__Work to complete__. Work through the data line by line, gathering every line that has the word "color".

[Records]
>>>>>
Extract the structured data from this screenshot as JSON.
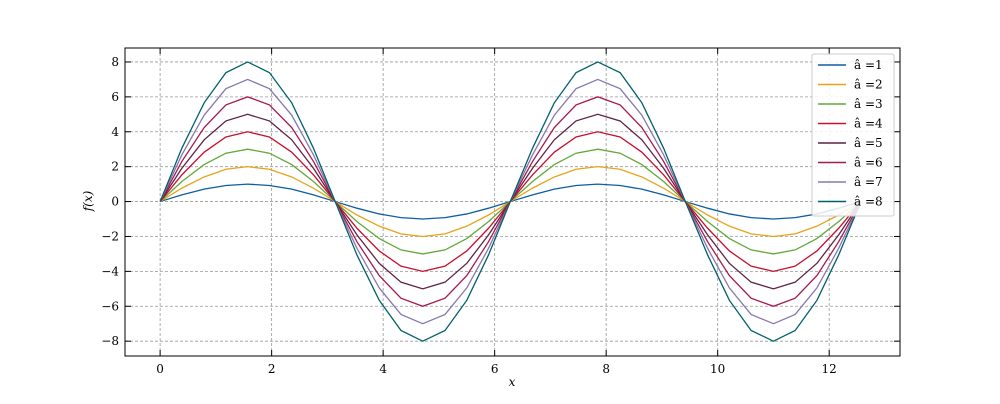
{
  "chart_data": {
    "type": "line",
    "xlabel": "x",
    "ylabel": "f(x)",
    "x": [
      0,
      0.39,
      0.79,
      1.18,
      1.57,
      1.96,
      2.36,
      2.75,
      3.14,
      3.53,
      3.93,
      4.32,
      4.71,
      5.11,
      5.5,
      5.89,
      6.28,
      6.68,
      7.07,
      7.46,
      7.85,
      8.25,
      8.64,
      9.03,
      9.42,
      9.82,
      10.21,
      10.6,
      11.0,
      11.39,
      11.78,
      12.17,
      12.57
    ],
    "series": [
      {
        "name": "â =1",
        "color": "#0C5DA5",
        "values": [
          0,
          0.38,
          0.71,
          0.92,
          1,
          0.92,
          0.71,
          0.38,
          0,
          -0.38,
          -0.71,
          -0.92,
          -1,
          -0.92,
          -0.71,
          -0.38,
          0,
          0.38,
          0.71,
          0.92,
          1,
          0.92,
          0.71,
          0.38,
          0,
          -0.38,
          -0.71,
          -0.92,
          -1,
          -0.92,
          -0.71,
          -0.38,
          0
        ]
      },
      {
        "name": "â =2",
        "color": "#E8A317",
        "values": [
          0,
          0.77,
          1.41,
          1.85,
          2,
          1.85,
          1.41,
          0.77,
          0,
          -0.77,
          -1.41,
          -1.85,
          -2,
          -1.85,
          -1.41,
          -0.77,
          0,
          0.77,
          1.41,
          1.85,
          2,
          1.85,
          1.41,
          0.77,
          0,
          -0.77,
          -1.41,
          -1.85,
          -2,
          -1.85,
          -1.41,
          -0.77,
          0
        ]
      },
      {
        "name": "â =3",
        "color": "#62A83A",
        "values": [
          0,
          1.15,
          2.12,
          2.77,
          3,
          2.77,
          2.12,
          1.15,
          0,
          -1.15,
          -2.12,
          -2.77,
          -3,
          -2.77,
          -2.12,
          -1.15,
          0,
          1.15,
          2.12,
          2.77,
          3,
          2.77,
          2.12,
          1.15,
          0,
          -1.15,
          -2.12,
          -2.77,
          -3,
          -2.77,
          -2.12,
          -1.15,
          0
        ]
      },
      {
        "name": "â =4",
        "color": "#C8102E",
        "values": [
          0,
          1.53,
          2.83,
          3.7,
          4,
          3.7,
          2.83,
          1.53,
          0,
          -1.53,
          -2.83,
          -3.7,
          -4,
          -3.7,
          -2.83,
          -1.53,
          0,
          1.53,
          2.83,
          3.7,
          4,
          3.7,
          2.83,
          1.53,
          0,
          -1.53,
          -2.83,
          -3.7,
          -4,
          -3.7,
          -2.83,
          -1.53,
          0
        ]
      },
      {
        "name": "â =5",
        "color": "#5E2146",
        "values": [
          0,
          1.91,
          3.54,
          4.62,
          5,
          4.62,
          3.54,
          1.91,
          0,
          -1.91,
          -3.54,
          -4.62,
          -5,
          -4.62,
          -3.54,
          -1.91,
          0,
          1.91,
          3.54,
          4.62,
          5,
          4.62,
          3.54,
          1.91,
          0,
          -1.91,
          -3.54,
          -4.62,
          -5,
          -4.62,
          -3.54,
          -1.91,
          0
        ]
      },
      {
        "name": "â =6",
        "color": "#A6194B",
        "values": [
          0,
          2.3,
          4.24,
          5.54,
          6,
          5.54,
          4.24,
          2.3,
          0,
          -2.3,
          -4.24,
          -5.54,
          -6,
          -5.54,
          -4.24,
          -2.3,
          0,
          2.3,
          4.24,
          5.54,
          6,
          5.54,
          4.24,
          2.3,
          0,
          -2.3,
          -4.24,
          -5.54,
          -6,
          -5.54,
          -4.24,
          -2.3,
          0
        ]
      },
      {
        "name": "â =7",
        "color": "#8778AE",
        "values": [
          0,
          2.68,
          4.95,
          6.47,
          7,
          6.47,
          4.95,
          2.68,
          0,
          -2.68,
          -4.95,
          -6.47,
          -7,
          -6.47,
          -4.95,
          -2.68,
          0,
          2.68,
          4.95,
          6.47,
          7,
          6.47,
          4.95,
          2.68,
          0,
          -2.68,
          -4.95,
          -6.47,
          -7,
          -6.47,
          -4.95,
          -2.68,
          0
        ]
      },
      {
        "name": "â =8",
        "color": "#00606B",
        "values": [
          0,
          3.06,
          5.66,
          7.39,
          8,
          7.39,
          5.66,
          3.06,
          0,
          -3.06,
          -5.66,
          -7.39,
          -8,
          -7.39,
          -5.66,
          -3.06,
          0,
          3.06,
          5.66,
          7.39,
          8,
          7.39,
          5.66,
          3.06,
          0,
          -3.06,
          -5.66,
          -7.39,
          -8,
          -7.39,
          -5.66,
          -3.06,
          0
        ]
      }
    ],
    "xlim": [
      -0.63,
      13.27
    ],
    "ylim": [
      -8.85,
      8.8
    ],
    "xticks": [
      0,
      2,
      4,
      6,
      8,
      10,
      12
    ],
    "yticks": [
      {
        "value": -8,
        "label": "−8"
      },
      {
        "value": -6,
        "label": "−6"
      },
      {
        "value": -4,
        "label": "−4"
      },
      {
        "value": -2,
        "label": "−2"
      },
      0,
      2,
      4,
      6,
      8
    ],
    "grid": true,
    "legend": "upper right"
  }
}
<<<<<
__Exercise answer__.
        "color": "#0C5DA5",
        "color": "#E8A317",
        "color": "#62A83A",
        "color": "#C8102E",
        "color": "#5E2146",
        "color": "#A6194B",
        "color": "#8778AE",
        "color": "#00606B",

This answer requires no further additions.